§ **The data**:
------------------------------

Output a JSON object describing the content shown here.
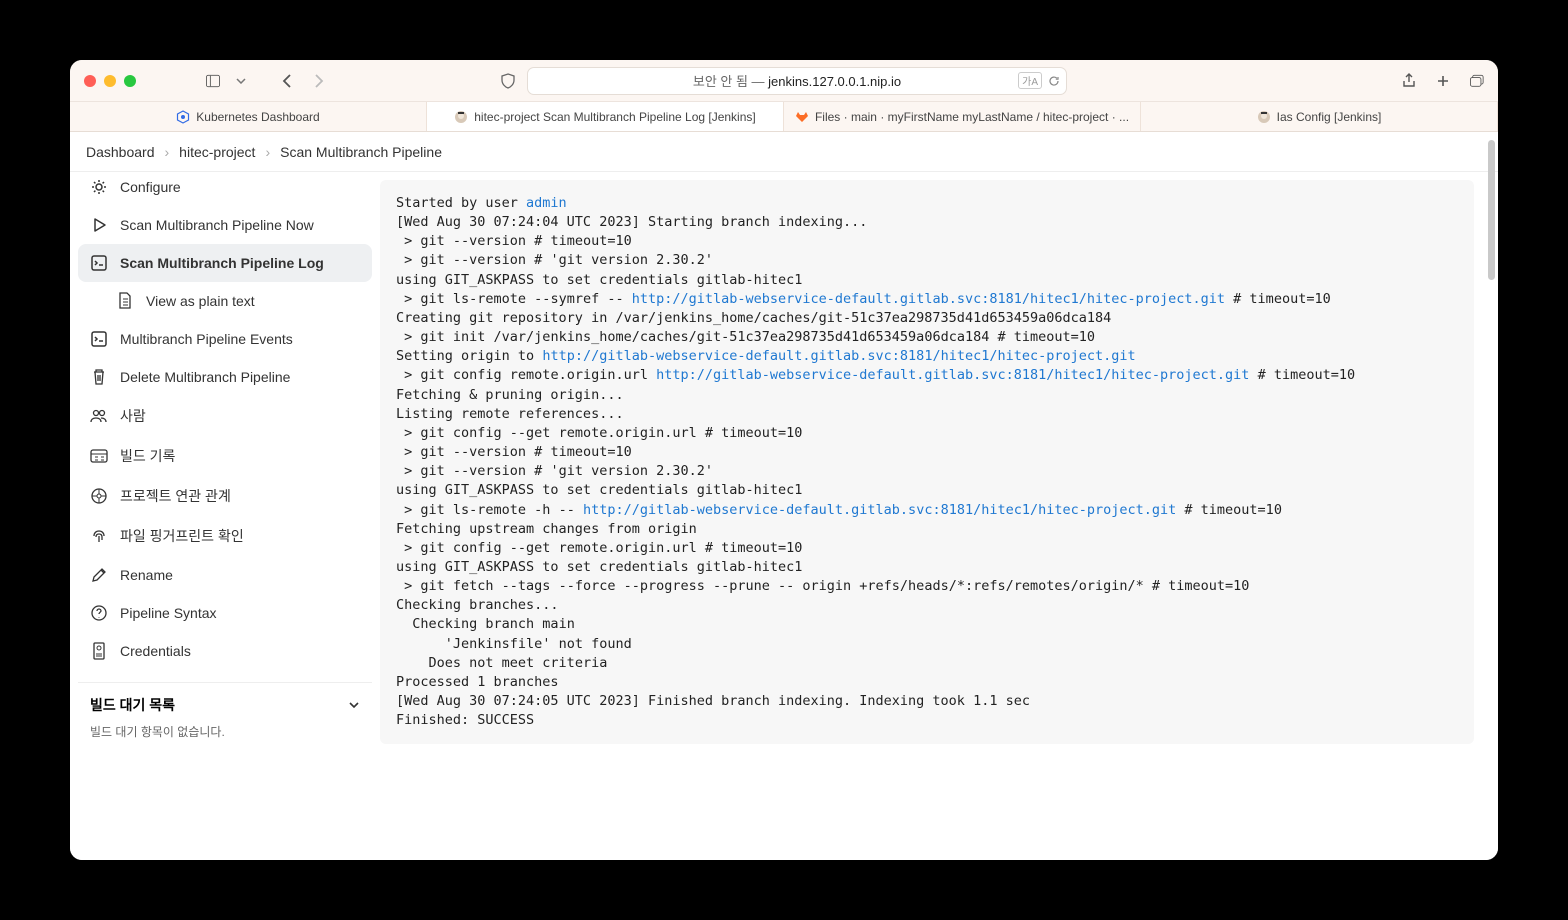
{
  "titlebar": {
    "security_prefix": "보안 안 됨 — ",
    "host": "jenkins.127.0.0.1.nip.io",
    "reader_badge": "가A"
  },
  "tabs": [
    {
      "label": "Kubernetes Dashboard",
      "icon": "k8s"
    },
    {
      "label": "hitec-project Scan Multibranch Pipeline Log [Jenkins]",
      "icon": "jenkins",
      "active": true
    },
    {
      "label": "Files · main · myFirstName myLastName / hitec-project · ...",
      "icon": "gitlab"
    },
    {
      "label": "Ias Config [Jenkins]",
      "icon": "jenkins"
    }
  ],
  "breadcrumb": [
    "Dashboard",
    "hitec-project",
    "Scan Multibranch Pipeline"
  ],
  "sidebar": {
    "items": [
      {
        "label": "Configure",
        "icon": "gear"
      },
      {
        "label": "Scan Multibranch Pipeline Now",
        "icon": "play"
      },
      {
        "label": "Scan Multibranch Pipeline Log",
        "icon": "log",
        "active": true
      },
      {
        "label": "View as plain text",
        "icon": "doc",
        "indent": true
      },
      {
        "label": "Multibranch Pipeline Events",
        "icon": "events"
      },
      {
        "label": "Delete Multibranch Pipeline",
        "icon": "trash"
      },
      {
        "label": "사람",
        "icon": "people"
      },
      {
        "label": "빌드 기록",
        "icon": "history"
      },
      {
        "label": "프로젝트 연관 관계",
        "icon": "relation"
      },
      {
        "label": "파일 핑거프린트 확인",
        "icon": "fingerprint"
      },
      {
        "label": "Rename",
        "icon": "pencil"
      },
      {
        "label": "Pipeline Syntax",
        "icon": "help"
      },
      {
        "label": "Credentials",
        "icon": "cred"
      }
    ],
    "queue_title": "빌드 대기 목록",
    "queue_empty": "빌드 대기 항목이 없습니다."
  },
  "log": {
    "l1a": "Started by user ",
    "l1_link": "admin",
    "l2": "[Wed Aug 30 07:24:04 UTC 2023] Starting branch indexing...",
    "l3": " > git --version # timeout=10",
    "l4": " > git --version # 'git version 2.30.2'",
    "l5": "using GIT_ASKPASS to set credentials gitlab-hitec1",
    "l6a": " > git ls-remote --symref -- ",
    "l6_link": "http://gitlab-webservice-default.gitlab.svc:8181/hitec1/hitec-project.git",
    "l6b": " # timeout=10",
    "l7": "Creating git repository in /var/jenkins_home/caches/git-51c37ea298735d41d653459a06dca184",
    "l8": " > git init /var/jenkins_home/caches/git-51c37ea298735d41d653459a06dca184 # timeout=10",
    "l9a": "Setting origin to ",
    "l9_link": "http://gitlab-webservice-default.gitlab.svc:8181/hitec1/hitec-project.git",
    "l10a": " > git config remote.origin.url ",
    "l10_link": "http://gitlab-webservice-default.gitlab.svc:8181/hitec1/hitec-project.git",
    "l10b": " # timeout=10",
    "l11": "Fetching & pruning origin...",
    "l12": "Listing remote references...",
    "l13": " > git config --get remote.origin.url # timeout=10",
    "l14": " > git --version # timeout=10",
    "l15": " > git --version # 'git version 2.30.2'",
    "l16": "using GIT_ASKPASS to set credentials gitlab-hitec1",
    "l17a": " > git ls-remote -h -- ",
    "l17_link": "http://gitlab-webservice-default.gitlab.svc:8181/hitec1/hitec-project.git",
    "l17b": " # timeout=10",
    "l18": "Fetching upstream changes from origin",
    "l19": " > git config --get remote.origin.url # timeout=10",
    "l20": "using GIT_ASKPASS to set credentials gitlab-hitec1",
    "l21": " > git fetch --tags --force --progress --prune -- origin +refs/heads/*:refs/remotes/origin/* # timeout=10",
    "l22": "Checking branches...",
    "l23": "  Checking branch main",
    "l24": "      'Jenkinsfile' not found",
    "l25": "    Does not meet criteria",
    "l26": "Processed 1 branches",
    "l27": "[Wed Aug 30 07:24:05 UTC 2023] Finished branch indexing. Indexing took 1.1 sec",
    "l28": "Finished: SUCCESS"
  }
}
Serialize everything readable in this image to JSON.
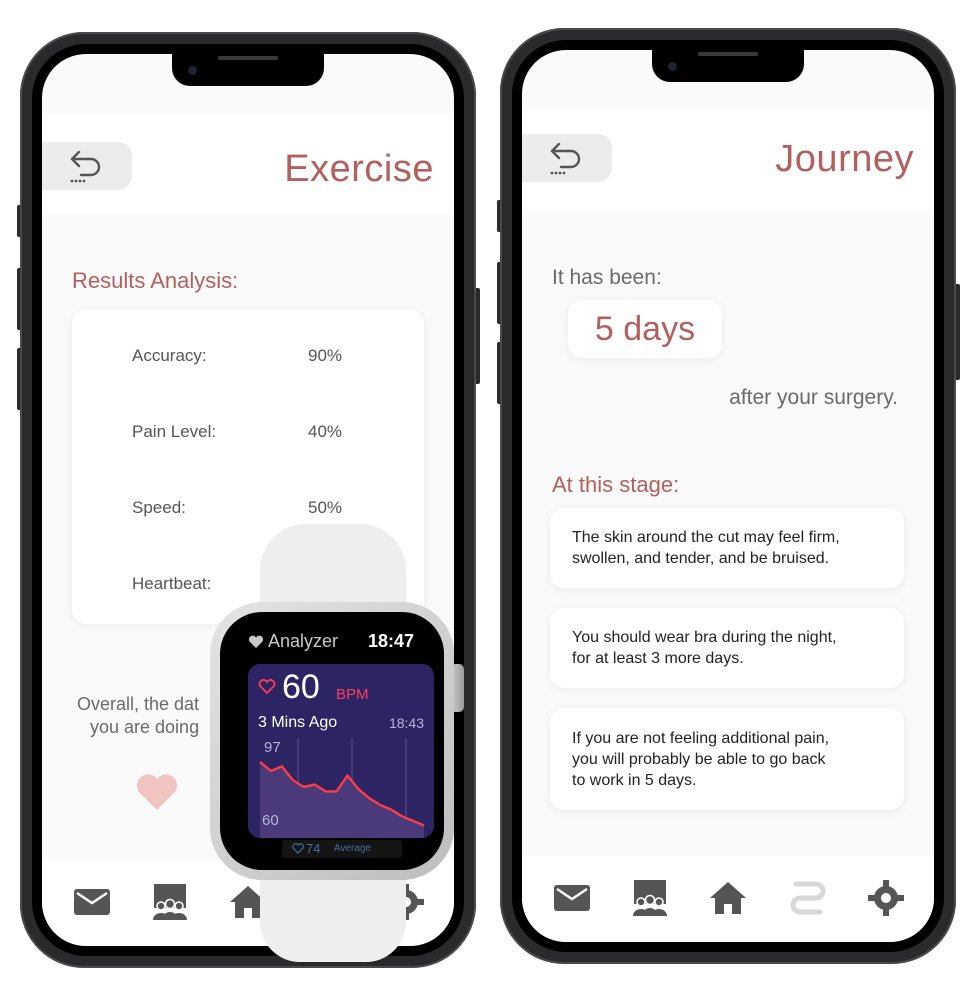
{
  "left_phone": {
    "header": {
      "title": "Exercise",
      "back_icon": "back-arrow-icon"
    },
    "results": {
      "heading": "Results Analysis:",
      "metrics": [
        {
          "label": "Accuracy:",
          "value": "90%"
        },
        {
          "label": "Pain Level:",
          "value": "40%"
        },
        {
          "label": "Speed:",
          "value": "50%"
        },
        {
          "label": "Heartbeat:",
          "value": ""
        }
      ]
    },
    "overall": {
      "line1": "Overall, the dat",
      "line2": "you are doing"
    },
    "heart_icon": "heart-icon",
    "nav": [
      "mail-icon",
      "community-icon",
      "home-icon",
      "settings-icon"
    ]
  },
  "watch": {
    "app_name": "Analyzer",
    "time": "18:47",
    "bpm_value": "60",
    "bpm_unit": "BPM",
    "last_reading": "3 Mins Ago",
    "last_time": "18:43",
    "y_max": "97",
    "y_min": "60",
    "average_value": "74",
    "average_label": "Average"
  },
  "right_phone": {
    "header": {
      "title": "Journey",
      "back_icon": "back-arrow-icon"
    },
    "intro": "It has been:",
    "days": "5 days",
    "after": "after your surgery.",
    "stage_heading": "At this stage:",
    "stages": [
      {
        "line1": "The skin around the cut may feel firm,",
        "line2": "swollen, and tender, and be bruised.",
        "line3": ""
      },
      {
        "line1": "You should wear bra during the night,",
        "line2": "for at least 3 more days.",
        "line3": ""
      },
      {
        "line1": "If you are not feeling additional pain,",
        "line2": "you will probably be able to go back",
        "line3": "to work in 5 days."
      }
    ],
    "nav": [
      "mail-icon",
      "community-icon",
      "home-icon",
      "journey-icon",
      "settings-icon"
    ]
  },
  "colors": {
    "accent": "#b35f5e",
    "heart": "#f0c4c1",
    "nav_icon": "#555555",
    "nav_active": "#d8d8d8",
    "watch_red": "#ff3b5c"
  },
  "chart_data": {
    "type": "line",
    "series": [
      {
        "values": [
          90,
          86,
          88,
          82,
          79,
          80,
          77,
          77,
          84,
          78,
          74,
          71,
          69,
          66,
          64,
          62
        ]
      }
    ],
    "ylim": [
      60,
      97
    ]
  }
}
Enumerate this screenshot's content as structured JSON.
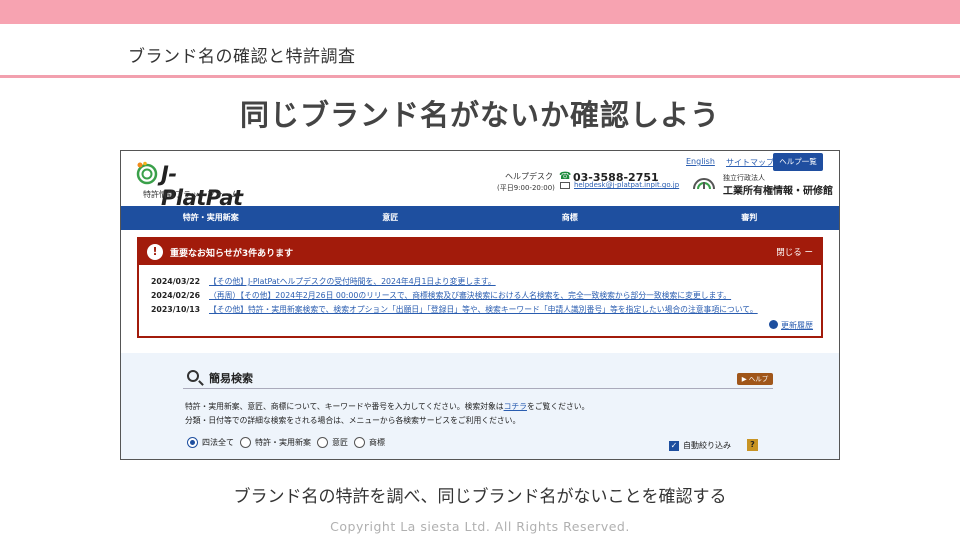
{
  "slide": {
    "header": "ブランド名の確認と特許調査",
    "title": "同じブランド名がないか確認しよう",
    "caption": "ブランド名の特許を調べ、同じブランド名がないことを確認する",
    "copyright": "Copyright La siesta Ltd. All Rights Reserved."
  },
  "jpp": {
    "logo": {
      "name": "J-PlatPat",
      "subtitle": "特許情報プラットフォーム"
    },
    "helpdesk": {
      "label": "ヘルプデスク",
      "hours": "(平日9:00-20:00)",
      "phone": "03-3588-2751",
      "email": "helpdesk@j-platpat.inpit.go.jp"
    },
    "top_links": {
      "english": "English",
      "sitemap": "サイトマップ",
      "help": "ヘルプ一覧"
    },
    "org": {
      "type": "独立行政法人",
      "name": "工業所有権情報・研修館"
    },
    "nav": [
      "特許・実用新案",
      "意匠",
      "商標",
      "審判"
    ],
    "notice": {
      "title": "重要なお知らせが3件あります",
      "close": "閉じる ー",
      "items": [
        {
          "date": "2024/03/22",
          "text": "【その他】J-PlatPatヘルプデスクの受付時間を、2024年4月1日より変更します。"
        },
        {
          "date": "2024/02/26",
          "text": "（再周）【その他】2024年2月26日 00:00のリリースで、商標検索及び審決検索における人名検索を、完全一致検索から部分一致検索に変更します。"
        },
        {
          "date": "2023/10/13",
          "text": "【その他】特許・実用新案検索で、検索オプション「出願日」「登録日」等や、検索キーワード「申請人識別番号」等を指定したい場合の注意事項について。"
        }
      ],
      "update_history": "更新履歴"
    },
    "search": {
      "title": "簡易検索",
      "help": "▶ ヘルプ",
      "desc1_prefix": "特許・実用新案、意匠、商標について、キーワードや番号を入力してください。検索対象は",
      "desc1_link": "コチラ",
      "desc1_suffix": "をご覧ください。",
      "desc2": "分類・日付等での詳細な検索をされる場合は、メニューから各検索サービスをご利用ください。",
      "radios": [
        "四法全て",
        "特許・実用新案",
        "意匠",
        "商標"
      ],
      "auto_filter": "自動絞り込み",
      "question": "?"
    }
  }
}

------------------------------

§ **Instructions to follow**:
Your task is to gather all lines from the entries above that hold the word "branches".

§ **Response**:
    "l22": "Checking branches...",
    "l26": "Processed 1 branches",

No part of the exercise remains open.